[Figure record listings]

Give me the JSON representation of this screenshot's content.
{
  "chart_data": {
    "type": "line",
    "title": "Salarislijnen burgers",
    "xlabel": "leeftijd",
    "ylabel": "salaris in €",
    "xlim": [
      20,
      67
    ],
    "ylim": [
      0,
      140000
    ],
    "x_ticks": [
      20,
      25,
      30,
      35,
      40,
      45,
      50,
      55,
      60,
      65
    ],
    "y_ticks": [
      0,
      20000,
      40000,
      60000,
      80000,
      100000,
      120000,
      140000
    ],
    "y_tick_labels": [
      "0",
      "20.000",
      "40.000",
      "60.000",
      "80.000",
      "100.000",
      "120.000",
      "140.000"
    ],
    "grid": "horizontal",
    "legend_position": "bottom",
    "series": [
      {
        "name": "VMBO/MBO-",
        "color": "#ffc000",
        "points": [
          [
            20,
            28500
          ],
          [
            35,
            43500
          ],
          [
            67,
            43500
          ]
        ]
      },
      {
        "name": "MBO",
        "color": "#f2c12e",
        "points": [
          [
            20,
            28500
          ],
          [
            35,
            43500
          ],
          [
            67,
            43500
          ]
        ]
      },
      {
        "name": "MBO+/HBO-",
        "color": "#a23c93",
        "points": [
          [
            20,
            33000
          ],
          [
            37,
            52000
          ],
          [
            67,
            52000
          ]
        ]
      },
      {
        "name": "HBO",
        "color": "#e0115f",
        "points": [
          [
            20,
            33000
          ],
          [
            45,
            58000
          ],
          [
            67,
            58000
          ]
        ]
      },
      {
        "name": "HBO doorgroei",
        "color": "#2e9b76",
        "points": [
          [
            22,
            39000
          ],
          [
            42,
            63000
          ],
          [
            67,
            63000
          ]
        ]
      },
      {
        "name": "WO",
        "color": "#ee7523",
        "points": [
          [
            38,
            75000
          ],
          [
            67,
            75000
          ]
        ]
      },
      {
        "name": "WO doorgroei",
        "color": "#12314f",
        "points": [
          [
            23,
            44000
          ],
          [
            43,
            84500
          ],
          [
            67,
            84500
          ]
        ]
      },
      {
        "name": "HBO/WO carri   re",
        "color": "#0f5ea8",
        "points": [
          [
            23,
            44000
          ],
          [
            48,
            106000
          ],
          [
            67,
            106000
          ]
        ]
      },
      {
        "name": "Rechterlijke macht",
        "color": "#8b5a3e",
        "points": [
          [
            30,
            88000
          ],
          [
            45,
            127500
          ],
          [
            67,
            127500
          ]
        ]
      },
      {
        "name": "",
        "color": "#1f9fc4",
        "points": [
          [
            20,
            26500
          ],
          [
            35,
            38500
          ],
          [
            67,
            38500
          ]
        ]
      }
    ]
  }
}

---

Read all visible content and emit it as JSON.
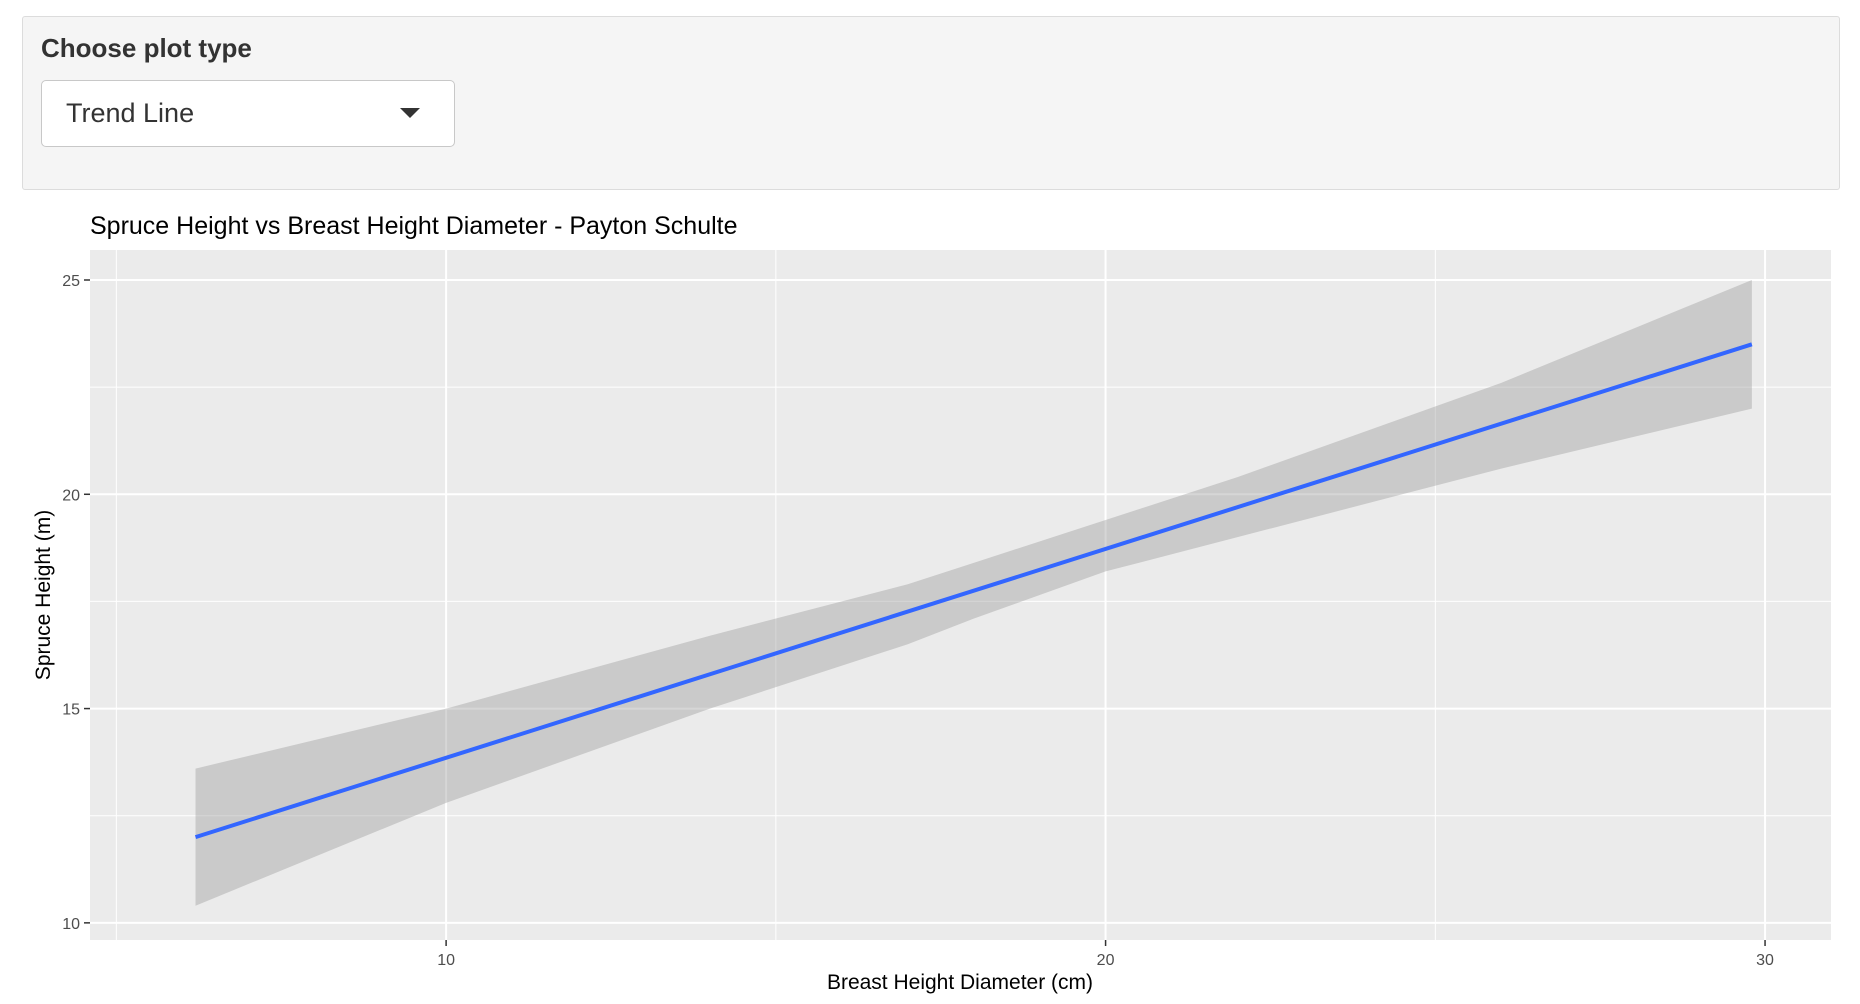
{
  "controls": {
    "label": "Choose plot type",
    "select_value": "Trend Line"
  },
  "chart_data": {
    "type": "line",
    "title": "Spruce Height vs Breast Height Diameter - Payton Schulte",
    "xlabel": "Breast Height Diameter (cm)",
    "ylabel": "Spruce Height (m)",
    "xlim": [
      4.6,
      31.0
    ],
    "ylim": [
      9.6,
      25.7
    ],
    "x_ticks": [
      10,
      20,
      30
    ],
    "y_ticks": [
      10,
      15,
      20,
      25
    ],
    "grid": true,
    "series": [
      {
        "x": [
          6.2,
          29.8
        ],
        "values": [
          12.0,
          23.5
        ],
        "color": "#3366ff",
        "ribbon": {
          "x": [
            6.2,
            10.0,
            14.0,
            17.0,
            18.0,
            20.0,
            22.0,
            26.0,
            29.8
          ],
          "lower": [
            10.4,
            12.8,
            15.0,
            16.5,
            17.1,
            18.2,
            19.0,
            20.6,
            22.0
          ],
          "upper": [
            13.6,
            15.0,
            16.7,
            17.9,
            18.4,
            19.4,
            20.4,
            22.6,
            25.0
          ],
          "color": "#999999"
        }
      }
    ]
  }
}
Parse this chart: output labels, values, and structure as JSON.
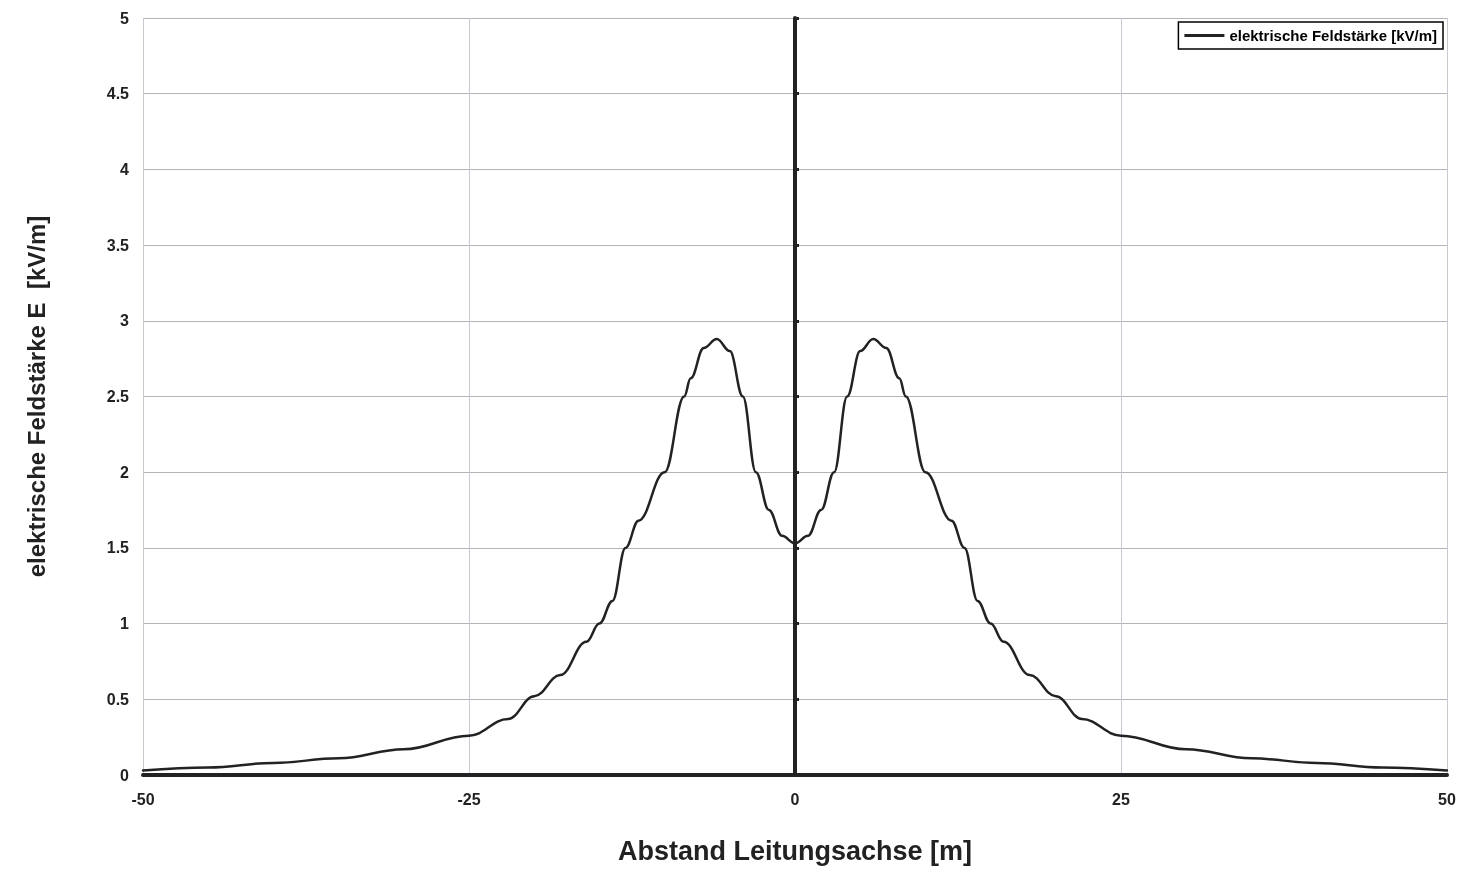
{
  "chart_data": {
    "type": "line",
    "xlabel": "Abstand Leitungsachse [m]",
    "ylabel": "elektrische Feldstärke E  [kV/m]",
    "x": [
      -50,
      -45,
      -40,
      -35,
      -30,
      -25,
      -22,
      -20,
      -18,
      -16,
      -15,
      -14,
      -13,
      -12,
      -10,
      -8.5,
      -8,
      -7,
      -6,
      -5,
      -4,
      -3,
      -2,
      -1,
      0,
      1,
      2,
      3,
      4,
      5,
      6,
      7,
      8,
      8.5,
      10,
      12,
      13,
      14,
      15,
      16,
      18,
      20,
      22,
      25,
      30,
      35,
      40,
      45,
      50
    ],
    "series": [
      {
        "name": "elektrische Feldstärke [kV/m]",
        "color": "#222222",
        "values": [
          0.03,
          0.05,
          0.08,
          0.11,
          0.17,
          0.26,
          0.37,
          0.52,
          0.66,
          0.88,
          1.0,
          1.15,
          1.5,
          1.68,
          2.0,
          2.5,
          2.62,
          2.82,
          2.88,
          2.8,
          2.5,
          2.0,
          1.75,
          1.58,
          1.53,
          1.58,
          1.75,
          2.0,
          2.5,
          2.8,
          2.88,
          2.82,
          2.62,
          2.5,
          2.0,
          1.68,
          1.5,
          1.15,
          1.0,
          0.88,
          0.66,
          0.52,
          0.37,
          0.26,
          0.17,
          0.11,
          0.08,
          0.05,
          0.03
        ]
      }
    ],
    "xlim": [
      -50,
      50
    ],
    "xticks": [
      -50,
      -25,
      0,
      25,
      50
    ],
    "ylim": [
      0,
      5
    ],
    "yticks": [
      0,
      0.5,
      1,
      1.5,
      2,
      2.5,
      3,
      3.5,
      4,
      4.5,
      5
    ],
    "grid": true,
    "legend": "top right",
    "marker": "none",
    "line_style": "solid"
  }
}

**Stated task:**
Gather from the records above every line containing the string "Height".

**Solution to this exercise:**
    "title": "Spruce Height vs Breast Height Diameter - Payton Schulte",
    "xlabel": "Breast Height Diameter (cm)",
    "ylabel": "Spruce Height (m)",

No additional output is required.